-- Start Extracted material --

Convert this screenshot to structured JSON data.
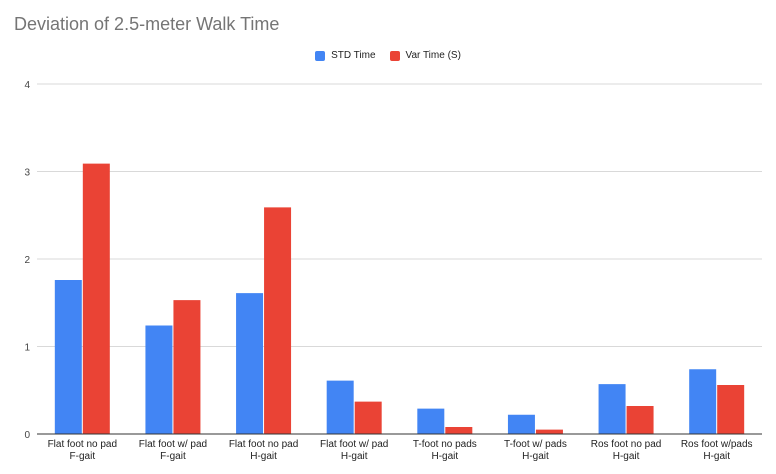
{
  "chart_data": {
    "type": "bar",
    "title": "Deviation of 2.5-meter Walk Time",
    "categories": [
      [
        "Flat foot no pad",
        "F-gait"
      ],
      [
        "Flat foot w/ pad",
        "F-gait"
      ],
      [
        "Flat foot no pad",
        "H-gait"
      ],
      [
        "Flat foot w/ pad",
        "H-gait"
      ],
      [
        "T-foot no pads",
        "H-gait"
      ],
      [
        "T-foot w/ pads",
        "H-gait"
      ],
      [
        "Ros foot no pad",
        "H-gait"
      ],
      [
        "Ros foot w/pads",
        "H-gait"
      ]
    ],
    "series": [
      {
        "name": "STD Time",
        "color": "#4285f4",
        "values": [
          1.76,
          1.24,
          1.61,
          0.61,
          0.29,
          0.22,
          0.57,
          0.74
        ]
      },
      {
        "name": "Var Time (S)",
        "color": "#ea4335",
        "values": [
          3.09,
          1.53,
          2.59,
          0.37,
          0.08,
          0.05,
          0.32,
          0.56
        ]
      }
    ],
    "ylim": [
      0,
      4
    ],
    "yticks": [
      "0",
      "1",
      "2",
      "3",
      "4"
    ],
    "grid": true,
    "legend_position": "top-center"
  }
}
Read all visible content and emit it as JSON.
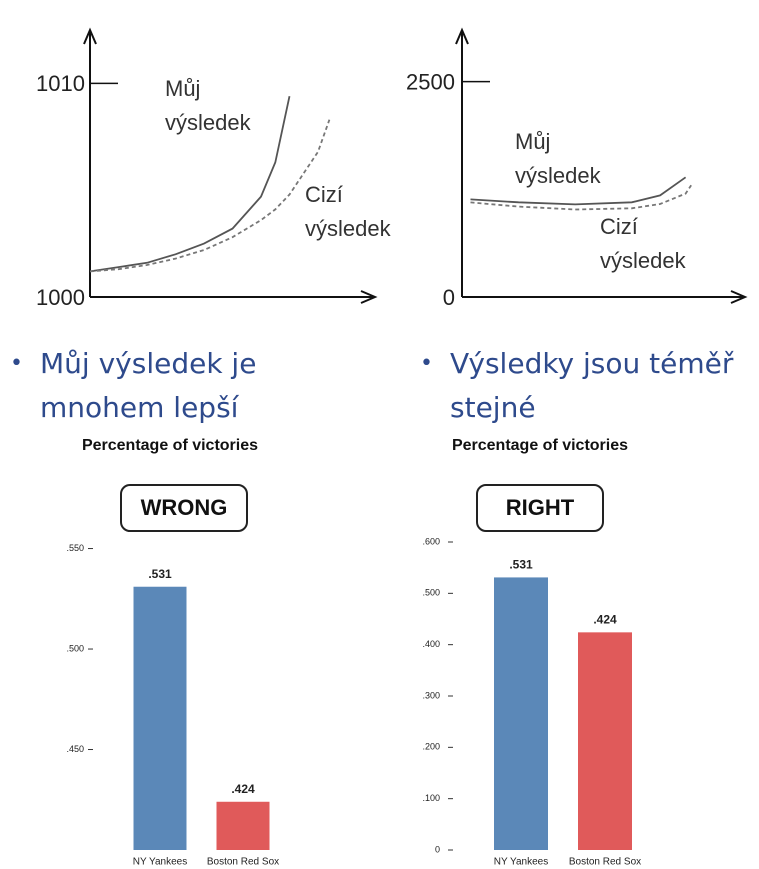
{
  "chart_data": [
    {
      "type": "line",
      "caption": "Můj výsledek je mnohem lepší",
      "x": [
        0,
        1,
        2,
        3,
        4,
        5,
        6,
        6.5,
        7,
        8,
        8.4
      ],
      "xlim": [
        0,
        10
      ],
      "ylim": [
        1000,
        1012.5
      ],
      "yticks": [
        1000,
        1010
      ],
      "series": [
        {
          "name": "Můj výsledek",
          "color": "#555555",
          "line_style": "solid",
          "values": [
            1001.2,
            1001.4,
            1001.6,
            1002.0,
            1002.5,
            1003.2,
            1004.7,
            1006.3,
            1009.4,
            null,
            null
          ]
        },
        {
          "name": "Cizí výsledek",
          "color": "#777777",
          "line_style": "dashed",
          "values": [
            1001.2,
            1001.3,
            1001.5,
            1001.8,
            1002.2,
            1002.8,
            1003.6,
            1004.1,
            1004.8,
            1006.8,
            1008.3
          ]
        }
      ]
    },
    {
      "type": "line",
      "caption": "Výsledky jsou téměř stejné",
      "x": [
        0.3,
        2,
        4,
        6,
        7,
        7.9,
        8.1
      ],
      "xlim": [
        0,
        10
      ],
      "ylim": [
        0,
        3100
      ],
      "yticks": [
        0,
        2500
      ],
      "series": [
        {
          "name": "Můj výsledek",
          "color": "#555555",
          "line_style": "solid",
          "values": [
            1133,
            1100,
            1075,
            1100,
            1180,
            1390,
            null
          ]
        },
        {
          "name": "Cizí výsledek",
          "color": "#777777",
          "line_style": "dashed",
          "values": [
            1098,
            1050,
            1016,
            1030,
            1080,
            1200,
            1297
          ]
        }
      ]
    },
    {
      "type": "bar",
      "title": "Percentage of victories",
      "annotation": "WRONG",
      "categories": [
        "NY Yankees",
        "Boston Red Sox"
      ],
      "values": [
        0.531,
        0.424
      ],
      "value_labels": [
        ".531",
        ".424"
      ],
      "colors": [
        "#5b88b8",
        "#e05a5a"
      ],
      "ylim": [
        0.4,
        0.555
      ],
      "yticks": [
        {
          "value": 0.45,
          "label": ".450"
        },
        {
          "value": 0.5,
          "label": ".500"
        },
        {
          "value": 0.55,
          "label": ".550"
        }
      ]
    },
    {
      "type": "bar",
      "title": "Percentage of victories",
      "annotation": "RIGHT",
      "categories": [
        "NY Yankees",
        "Boston Red Sox"
      ],
      "values": [
        0.531,
        0.424
      ],
      "value_labels": [
        ".531",
        ".424"
      ],
      "colors": [
        "#5b88b8",
        "#e05a5a"
      ],
      "ylim": [
        0,
        0.6
      ],
      "yticks": [
        0,
        {
          "value": 0.1,
          "label": ".100"
        },
        {
          "value": 0.2,
          "label": ".200"
        },
        {
          "value": 0.3,
          "label": ".300"
        },
        {
          "value": 0.4,
          "label": ".400"
        },
        {
          "value": 0.5,
          "label": ".500"
        },
        {
          "value": 0.6,
          "label": ".600"
        }
      ]
    }
  ]
}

-- End Extracted material --

Your task is to reproduce all of the material exactly. The pictures stay out.

→ **Full response**:
Convert this screenshot to structured JSON data.
{
  "chart_data": {
    "type": "bar",
    "title": "Deviation of 2.5-meter Walk Time",
    "categories": [
      [
        "Flat foot no pad",
        "F-gait"
      ],
      [
        "Flat foot w/ pad",
        "F-gait"
      ],
      [
        "Flat foot no pad",
        "H-gait"
      ],
      [
        "Flat foot w/ pad",
        "H-gait"
      ],
      [
        "T-foot no pads",
        "H-gait"
      ],
      [
        "T-foot w/ pads",
        "H-gait"
      ],
      [
        "Ros foot no pad",
        "H-gait"
      ],
      [
        "Ros foot w/pads",
        "H-gait"
      ]
    ],
    "series": [
      {
        "name": "STD Time",
        "color": "#4285f4",
        "values": [
          1.76,
          1.24,
          1.61,
          0.61,
          0.29,
          0.22,
          0.57,
          0.74
        ]
      },
      {
        "name": "Var Time (S)",
        "color": "#ea4335",
        "values": [
          3.09,
          1.53,
          2.59,
          0.37,
          0.08,
          0.05,
          0.32,
          0.56
        ]
      }
    ],
    "ylim": [
      0,
      4
    ],
    "yticks": [
      "0",
      "1",
      "2",
      "3",
      "4"
    ],
    "grid": true,
    "legend_position": "top-center"
  }
}
Read all visible content and emit it as JSON.
{
  "chart_data": [
    {
      "type": "line",
      "caption": "Můj výsledek je mnohem lepší",
      "x": [
        0,
        1,
        2,
        3,
        4,
        5,
        6,
        6.5,
        7,
        8,
        8.4
      ],
      "xlim": [
        0,
        10
      ],
      "ylim": [
        1000,
        1012.5
      ],
      "yticks": [
        1000,
        1010
      ],
      "series": [
        {
          "name": "Můj výsledek",
          "color": "#555555",
          "line_style": "solid",
          "values": [
            1001.2,
            1001.4,
            1001.6,
            1002.0,
            1002.5,
            1003.2,
            1004.7,
            1006.3,
            1009.4,
            null,
            null
          ]
        },
        {
          "name": "Cizí výsledek",
          "color": "#777777",
          "line_style": "dashed",
          "values": [
            1001.2,
            1001.3,
            1001.5,
            1001.8,
            1002.2,
            1002.8,
            1003.6,
            1004.1,
            1004.8,
            1006.8,
            1008.3
          ]
        }
      ]
    },
    {
      "type": "line",
      "caption": "Výsledky jsou téměř stejné",
      "x": [
        0.3,
        2,
        4,
        6,
        7,
        7.9,
        8.1
      ],
      "xlim": [
        0,
        10
      ],
      "ylim": [
        0,
        3100
      ],
      "yticks": [
        0,
        2500
      ],
      "series": [
        {
          "name": "Můj výsledek",
          "color": "#555555",
          "line_style": "solid",
          "values": [
            1133,
            1100,
            1075,
            1100,
            1180,
            1390,
            null
          ]
        },
        {
          "name": "Cizí výsledek",
          "color": "#777777",
          "line_style": "dashed",
          "values": [
            1098,
            1050,
            1016,
            1030,
            1080,
            1200,
            1297
          ]
        }
      ]
    },
    {
      "type": "bar",
      "title": "Percentage of victories",
      "annotation": "WRONG",
      "categories": [
        "NY Yankees",
        "Boston Red Sox"
      ],
      "values": [
        0.531,
        0.424
      ],
      "value_labels": [
        ".531",
        ".424"
      ],
      "colors": [
        "#5b88b8",
        "#e05a5a"
      ],
      "ylim": [
        0.4,
        0.555
      ],
      "yticks": [
        {
          "value": 0.45,
          "label": ".450"
        },
        {
          "value": 0.5,
          "label": ".500"
        },
        {
          "value": 0.55,
          "label": ".550"
        }
      ]
    },
    {
      "type": "bar",
      "title": "Percentage of victories",
      "annotation": "RIGHT",
      "categories": [
        "NY Yankees",
        "Boston Red Sox"
      ],
      "values": [
        0.531,
        0.424
      ],
      "value_labels": [
        ".531",
        ".424"
      ],
      "colors": [
        "#5b88b8",
        "#e05a5a"
      ],
      "ylim": [
        0,
        0.6
      ],
      "yticks": [
        0,
        {
          "value": 0.1,
          "label": ".100"
        },
        {
          "value": 0.2,
          "label": ".200"
        },
        {
          "value": 0.3,
          "label": ".300"
        },
        {
          "value": 0.4,
          "label": ".400"
        },
        {
          "value": 0.5,
          "label": ".500"
        },
        {
          "value": 0.6,
          "label": ".600"
        }
      ]
    }
  ]
}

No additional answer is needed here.